* **THE RECORDS**:

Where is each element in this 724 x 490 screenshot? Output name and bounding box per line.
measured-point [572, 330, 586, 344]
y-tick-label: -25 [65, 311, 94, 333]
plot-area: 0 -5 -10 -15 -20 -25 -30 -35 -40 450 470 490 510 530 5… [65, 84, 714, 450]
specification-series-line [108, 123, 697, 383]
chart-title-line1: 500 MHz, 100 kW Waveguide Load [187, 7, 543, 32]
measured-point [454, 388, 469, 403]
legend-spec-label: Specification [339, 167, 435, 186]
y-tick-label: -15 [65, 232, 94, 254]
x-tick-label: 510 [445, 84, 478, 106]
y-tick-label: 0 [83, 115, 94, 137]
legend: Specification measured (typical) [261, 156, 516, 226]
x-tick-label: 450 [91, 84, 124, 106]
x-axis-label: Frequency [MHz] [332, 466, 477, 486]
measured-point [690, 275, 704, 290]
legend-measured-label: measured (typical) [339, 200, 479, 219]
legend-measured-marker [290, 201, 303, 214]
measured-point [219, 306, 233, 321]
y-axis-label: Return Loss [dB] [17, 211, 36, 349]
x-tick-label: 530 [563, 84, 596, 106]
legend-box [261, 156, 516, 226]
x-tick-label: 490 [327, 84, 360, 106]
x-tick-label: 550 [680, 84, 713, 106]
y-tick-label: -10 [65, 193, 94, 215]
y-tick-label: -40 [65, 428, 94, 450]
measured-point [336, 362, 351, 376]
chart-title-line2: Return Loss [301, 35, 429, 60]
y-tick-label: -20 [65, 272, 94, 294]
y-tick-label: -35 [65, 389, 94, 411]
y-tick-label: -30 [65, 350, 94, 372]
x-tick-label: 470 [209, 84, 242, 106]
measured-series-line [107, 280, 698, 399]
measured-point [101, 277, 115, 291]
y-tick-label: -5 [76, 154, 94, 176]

* **SHORT TASK**: Reproduce the material above word for word, keeping every line in its original order.

* **COMPLETE RESPONSE**:
Where is each element in this 724 x 490 screenshot? Output name and bounding box per line.
measured-point [572, 330, 586, 344]
y-tick-label: -25 [65, 311, 94, 333]
plot-area: 0 -5 -10 -15 -20 -25 -30 -35 -40 450 470 490 510 530 5… [65, 84, 714, 450]
specification-series-line [108, 123, 697, 383]
chart-title-line1: 500 MHz, 100 kW Waveguide Load [187, 7, 543, 32]
measured-point [454, 388, 469, 403]
legend-spec-label: Specification [339, 167, 435, 186]
y-tick-label: -15 [65, 232, 94, 254]
x-tick-label: 510 [445, 84, 478, 106]
y-tick-label: 0 [83, 115, 94, 137]
legend: Specification measured (typical) [261, 156, 516, 226]
x-tick-label: 450 [91, 84, 124, 106]
x-axis-label: Frequency [MHz] [332, 466, 477, 486]
measured-point [690, 275, 704, 290]
legend-measured-label: measured (typical) [339, 200, 479, 219]
legend-measured-marker [290, 201, 303, 214]
measured-point [219, 306, 233, 321]
y-axis-label: Return Loss [dB] [17, 211, 36, 349]
x-tick-label: 530 [563, 84, 596, 106]
legend-box [261, 156, 516, 226]
x-tick-label: 490 [327, 84, 360, 106]
x-tick-label: 550 [680, 84, 713, 106]
y-tick-label: -10 [65, 193, 94, 215]
y-tick-label: -40 [65, 428, 94, 450]
measured-point [336, 362, 351, 376]
chart-title-line2: Return Loss [301, 35, 429, 60]
y-tick-label: -20 [65, 272, 94, 294]
y-tick-label: -35 [65, 389, 94, 411]
y-tick-label: -30 [65, 350, 94, 372]
x-tick-label: 470 [209, 84, 242, 106]
measured-series-line [107, 280, 698, 399]
measured-point [101, 277, 115, 291]
y-tick-label: -5 [76, 154, 94, 176]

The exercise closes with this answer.